AIM OF THE EXERCISE:
Would it be possible to write out each entry below exactly, without the pictures?

# start of EXTRACTED ENTRIES

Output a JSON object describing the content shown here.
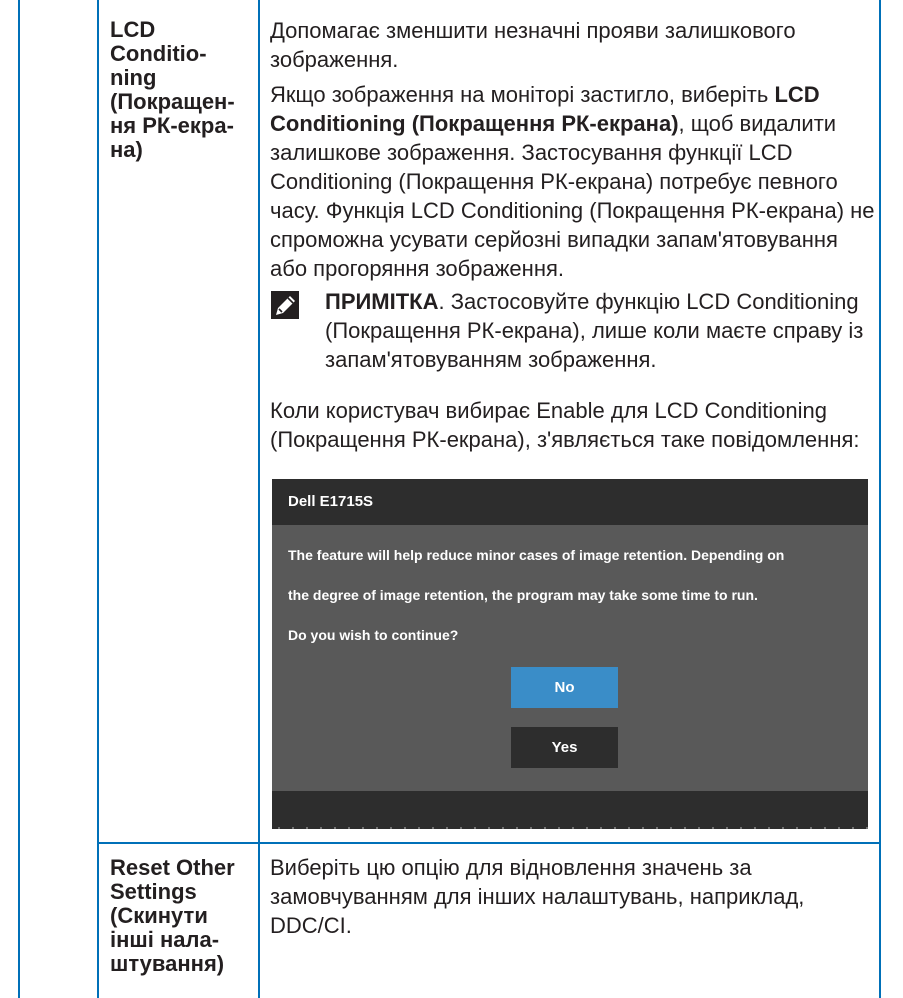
{
  "row1": {
    "label_lines": [
      "LCD",
      "Conditio-",
      "ning",
      "(Покращен-",
      "ня РК-екра-",
      "на)"
    ],
    "para1": "Допомагає зменшити незначні прояви залишкового зображення.",
    "para2_prefix": "Якщо зображення на моніторі застигло, виберіть ",
    "para2_bold": "LCD Conditioning (Покращення РК-екрана)",
    "para2_suffix": ", щоб видалити залишкове зображення. Застосування функції LCD Conditioning (Покращення РК-екрана) потребує певного часу. Функція LCD Conditioning (Покращення РК-екрана) не спроможна усувати серйозні випадки запам'ятовування або прогоряння зображення.",
    "note_label": "ПРИМІТКА",
    "note_text": ". Застосовуйте функцію LCD Conditioning (Покращення РК-екрана), лише коли маєте справу із запам'ятовуванням зображення.",
    "note_icon": "pencil-note-icon",
    "para3": "Коли користувач вибирає Enable для LCD Conditioning (Покращення РК-екрана), з'являється таке повідомлення:"
  },
  "osd": {
    "title": "Dell E1715S",
    "line1": "The feature will help reduce minor cases of image retention. Depending on",
    "line2": "the degree of image retention, the program may take some time to run.",
    "line3": "Do you wish to continue?",
    "btn_no": "No",
    "btn_yes": "Yes",
    "colors": {
      "panel": "#595959",
      "titlebar": "#2d2d2d",
      "btn_no": "#3a8dc8",
      "btn_yes": "#2d2d2d"
    }
  },
  "row2": {
    "label_lines": [
      "Reset Other",
      "Settings",
      "(Скинути",
      "інші нала-",
      "штування)"
    ],
    "text": "Виберіть цю опцію для відновлення значень за замовчуванням для інших налаштувань, наприклад, DDC/CI."
  },
  "colors": {
    "rule": "#0070b8",
    "text": "#231f20"
  }
}
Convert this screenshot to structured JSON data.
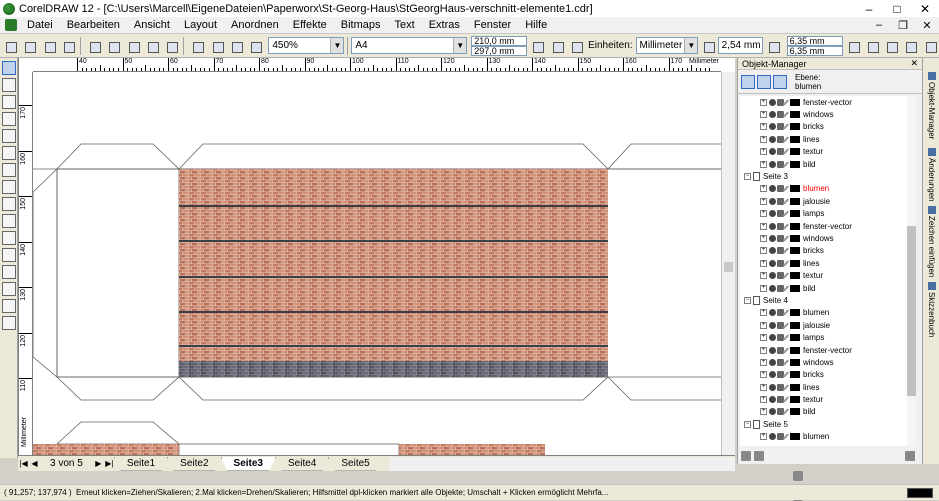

# end of EXTRACTED ENTRIES

WRITTEN RESPONSE:
Output a JSON object describing the content shown here.
{
  "row1": {
    "label_lines": [
      "LCD",
      "Conditio-",
      "ning",
      "(Покращен-",
      "ня РК-екра-",
      "на)"
    ],
    "para1": "Допомагає зменшити незначні прояви залишкового зображення.",
    "para2_prefix": "Якщо зображення на моніторі застигло, виберіть ",
    "para2_bold": "LCD Conditioning (Покращення РК-екрана)",
    "para2_suffix": ", щоб видалити залишкове зображення. Застосування функції LCD Conditioning (Покращення РК-екрана) потребує певного часу. Функція LCD Conditioning (Покращення РК-екрана) не спроможна усувати серйозні випадки запам'ятовування або прогоряння зображення.",
    "note_label": "ПРИМІТКА",
    "note_text": ". Застосовуйте функцію LCD Conditioning (Покращення РК-екрана), лише коли маєте справу із запам'ятовуванням зображення.",
    "note_icon": "pencil-note-icon",
    "para3": "Коли користувач вибирає Enable для LCD Conditioning (Покращення РК-екрана), з'являється таке повідомлення:"
  },
  "osd": {
    "title": "Dell E1715S",
    "line1": "The feature will help reduce minor cases of image retention. Depending on",
    "line2": "the degree of image retention, the program may take some time to run.",
    "line3": "Do you wish to continue?",
    "btn_no": "No",
    "btn_yes": "Yes",
    "colors": {
      "panel": "#595959",
      "titlebar": "#2d2d2d",
      "btn_no": "#3a8dc8",
      "btn_yes": "#2d2d2d"
    }
  },
  "row2": {
    "label_lines": [
      "Reset Other",
      "Settings",
      "(Скинути",
      "інші нала-",
      "штування)"
    ],
    "text": "Виберіть цю опцію для відновлення значень за замовчуванням для інших налаштувань, наприклад, DDC/CI."
  },
  "colors": {
    "rule": "#0070b8",
    "text": "#231f20"
  }
}
Convert this screenshot to structured JSON data.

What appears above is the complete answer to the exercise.